▶ _EXERCISE INPUTS_:
▽

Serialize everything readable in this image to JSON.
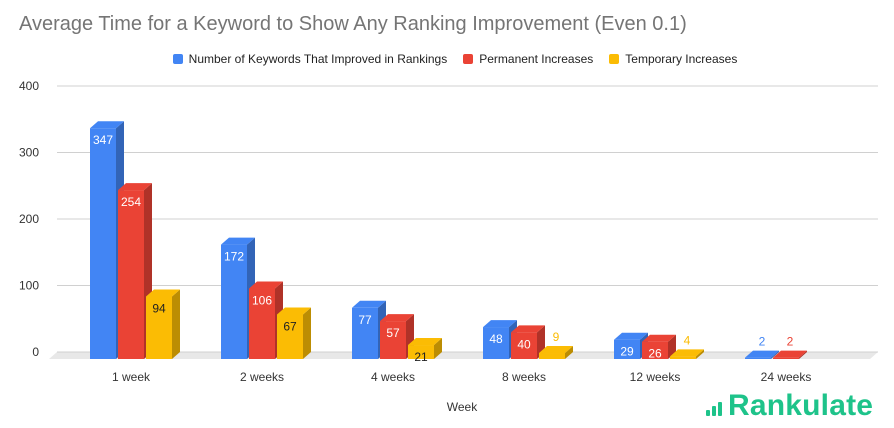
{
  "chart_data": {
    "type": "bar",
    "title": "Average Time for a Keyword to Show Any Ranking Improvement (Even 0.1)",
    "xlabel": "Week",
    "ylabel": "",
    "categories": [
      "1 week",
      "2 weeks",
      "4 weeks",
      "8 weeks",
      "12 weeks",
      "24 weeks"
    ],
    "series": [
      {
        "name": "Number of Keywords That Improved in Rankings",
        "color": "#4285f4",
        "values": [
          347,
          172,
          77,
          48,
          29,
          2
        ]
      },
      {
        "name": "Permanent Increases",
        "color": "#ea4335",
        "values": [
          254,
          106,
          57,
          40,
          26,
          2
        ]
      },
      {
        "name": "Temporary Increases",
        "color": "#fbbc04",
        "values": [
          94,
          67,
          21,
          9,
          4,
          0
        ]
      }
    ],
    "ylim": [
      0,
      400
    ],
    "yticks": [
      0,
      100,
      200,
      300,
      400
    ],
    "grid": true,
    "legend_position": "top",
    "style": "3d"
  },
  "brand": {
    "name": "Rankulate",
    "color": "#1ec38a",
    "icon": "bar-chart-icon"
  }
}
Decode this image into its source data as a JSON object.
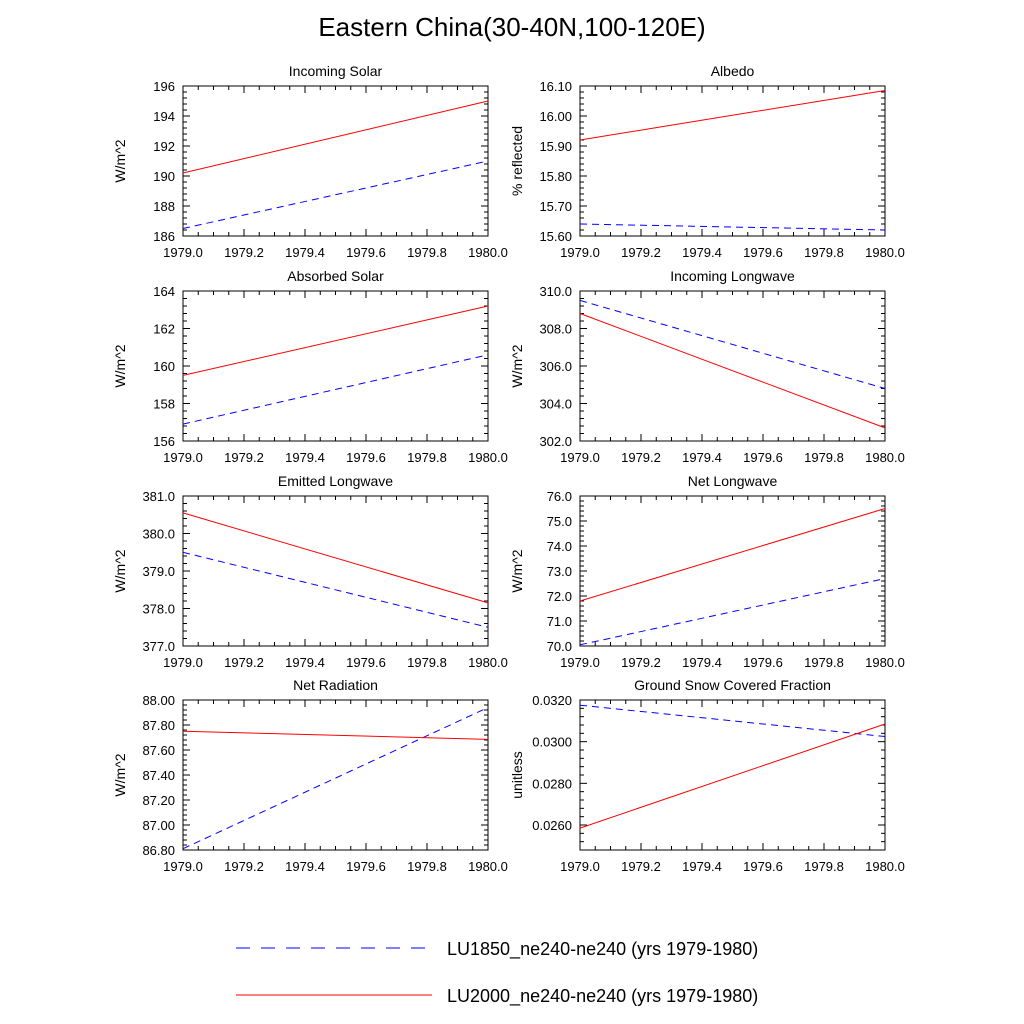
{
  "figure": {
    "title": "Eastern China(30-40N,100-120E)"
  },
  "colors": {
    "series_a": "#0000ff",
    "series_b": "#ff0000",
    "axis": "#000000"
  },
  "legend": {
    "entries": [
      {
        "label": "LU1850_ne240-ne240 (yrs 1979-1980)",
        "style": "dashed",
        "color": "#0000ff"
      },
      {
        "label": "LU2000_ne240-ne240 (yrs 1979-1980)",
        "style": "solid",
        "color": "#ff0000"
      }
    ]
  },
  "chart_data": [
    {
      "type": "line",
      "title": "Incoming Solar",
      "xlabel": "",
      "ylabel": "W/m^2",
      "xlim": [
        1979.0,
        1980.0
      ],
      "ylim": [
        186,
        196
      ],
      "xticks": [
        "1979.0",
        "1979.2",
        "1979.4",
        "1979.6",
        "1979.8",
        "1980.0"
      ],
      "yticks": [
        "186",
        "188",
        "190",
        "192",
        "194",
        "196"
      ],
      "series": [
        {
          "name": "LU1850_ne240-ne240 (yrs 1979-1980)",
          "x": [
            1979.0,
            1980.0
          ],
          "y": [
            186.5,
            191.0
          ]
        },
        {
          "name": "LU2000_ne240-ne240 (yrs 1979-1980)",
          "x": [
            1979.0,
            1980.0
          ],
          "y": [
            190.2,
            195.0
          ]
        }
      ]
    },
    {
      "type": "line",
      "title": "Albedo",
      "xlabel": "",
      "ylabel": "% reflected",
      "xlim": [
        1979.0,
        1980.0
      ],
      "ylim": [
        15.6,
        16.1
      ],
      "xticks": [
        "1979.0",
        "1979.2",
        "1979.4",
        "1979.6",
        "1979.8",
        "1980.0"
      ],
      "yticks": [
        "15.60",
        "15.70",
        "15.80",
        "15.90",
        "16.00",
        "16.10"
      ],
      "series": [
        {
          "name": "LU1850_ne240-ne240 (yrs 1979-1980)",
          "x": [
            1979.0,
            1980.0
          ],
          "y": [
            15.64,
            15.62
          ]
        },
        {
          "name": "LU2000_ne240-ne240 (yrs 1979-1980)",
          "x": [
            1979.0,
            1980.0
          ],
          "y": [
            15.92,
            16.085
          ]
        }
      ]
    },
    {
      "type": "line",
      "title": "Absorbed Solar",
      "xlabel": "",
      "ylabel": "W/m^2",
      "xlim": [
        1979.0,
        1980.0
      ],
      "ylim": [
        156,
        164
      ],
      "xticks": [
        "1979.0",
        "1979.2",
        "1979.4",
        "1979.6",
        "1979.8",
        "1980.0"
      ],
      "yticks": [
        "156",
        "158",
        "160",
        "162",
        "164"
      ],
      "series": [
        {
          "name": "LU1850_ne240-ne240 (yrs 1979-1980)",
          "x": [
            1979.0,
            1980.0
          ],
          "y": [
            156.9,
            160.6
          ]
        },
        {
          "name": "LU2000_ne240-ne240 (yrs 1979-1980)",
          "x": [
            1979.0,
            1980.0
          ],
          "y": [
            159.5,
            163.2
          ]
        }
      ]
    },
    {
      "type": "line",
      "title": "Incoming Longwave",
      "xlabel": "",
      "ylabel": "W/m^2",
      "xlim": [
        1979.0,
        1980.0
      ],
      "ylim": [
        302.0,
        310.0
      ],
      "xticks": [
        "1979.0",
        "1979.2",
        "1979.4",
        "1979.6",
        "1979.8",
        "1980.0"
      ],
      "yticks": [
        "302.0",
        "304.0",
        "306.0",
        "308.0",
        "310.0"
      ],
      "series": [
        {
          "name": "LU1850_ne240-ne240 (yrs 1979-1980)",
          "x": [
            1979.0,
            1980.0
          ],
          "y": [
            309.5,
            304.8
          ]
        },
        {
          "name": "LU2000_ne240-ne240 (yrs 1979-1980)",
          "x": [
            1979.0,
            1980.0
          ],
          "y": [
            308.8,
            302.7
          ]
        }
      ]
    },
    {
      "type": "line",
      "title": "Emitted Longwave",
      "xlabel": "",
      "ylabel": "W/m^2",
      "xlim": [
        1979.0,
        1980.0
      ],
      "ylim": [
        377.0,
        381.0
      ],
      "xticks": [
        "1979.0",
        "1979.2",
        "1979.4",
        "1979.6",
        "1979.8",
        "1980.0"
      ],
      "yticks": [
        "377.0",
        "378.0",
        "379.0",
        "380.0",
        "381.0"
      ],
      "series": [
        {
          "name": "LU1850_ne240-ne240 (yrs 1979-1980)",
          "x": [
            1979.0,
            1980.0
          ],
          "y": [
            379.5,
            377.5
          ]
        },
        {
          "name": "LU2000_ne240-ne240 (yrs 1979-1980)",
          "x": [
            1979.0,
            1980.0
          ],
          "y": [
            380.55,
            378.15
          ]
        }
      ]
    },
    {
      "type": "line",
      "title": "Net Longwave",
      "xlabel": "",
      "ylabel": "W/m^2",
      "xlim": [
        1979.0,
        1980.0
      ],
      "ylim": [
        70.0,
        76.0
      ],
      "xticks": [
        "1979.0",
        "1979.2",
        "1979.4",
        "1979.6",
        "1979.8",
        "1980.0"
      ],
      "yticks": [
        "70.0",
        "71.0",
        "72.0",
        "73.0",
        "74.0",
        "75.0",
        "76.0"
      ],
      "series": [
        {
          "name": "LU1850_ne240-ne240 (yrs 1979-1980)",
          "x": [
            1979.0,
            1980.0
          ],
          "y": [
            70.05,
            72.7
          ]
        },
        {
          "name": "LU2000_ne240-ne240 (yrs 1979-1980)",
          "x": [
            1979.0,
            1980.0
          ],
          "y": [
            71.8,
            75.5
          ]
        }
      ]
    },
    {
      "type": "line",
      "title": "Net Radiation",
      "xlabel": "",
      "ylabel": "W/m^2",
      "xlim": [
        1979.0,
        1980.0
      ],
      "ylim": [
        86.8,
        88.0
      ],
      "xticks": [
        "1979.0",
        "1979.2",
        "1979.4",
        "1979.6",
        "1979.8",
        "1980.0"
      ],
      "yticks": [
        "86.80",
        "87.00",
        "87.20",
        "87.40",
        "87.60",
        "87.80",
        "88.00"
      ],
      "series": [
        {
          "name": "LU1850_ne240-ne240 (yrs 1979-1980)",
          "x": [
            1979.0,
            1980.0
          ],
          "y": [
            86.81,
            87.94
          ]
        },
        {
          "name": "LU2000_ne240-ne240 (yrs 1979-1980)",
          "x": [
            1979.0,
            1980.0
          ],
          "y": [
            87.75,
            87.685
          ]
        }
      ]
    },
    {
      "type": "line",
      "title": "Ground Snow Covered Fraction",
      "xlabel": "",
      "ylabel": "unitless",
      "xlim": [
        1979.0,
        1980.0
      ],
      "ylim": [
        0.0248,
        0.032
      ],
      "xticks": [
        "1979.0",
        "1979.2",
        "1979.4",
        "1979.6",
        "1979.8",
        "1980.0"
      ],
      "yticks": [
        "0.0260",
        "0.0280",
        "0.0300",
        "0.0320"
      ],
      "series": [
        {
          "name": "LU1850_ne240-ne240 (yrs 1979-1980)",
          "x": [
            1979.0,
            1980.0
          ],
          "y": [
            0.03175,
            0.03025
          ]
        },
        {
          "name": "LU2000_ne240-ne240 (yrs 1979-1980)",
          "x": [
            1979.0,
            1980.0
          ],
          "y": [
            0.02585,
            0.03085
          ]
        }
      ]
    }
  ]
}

△

▶ _EXERCISE BRIEF_:
Every line holding "JSON" should be copied out.

▶ _OUTPUT_:
Serialize everything readable in this image to JSON.
Decode this image into its source data as a JSON object.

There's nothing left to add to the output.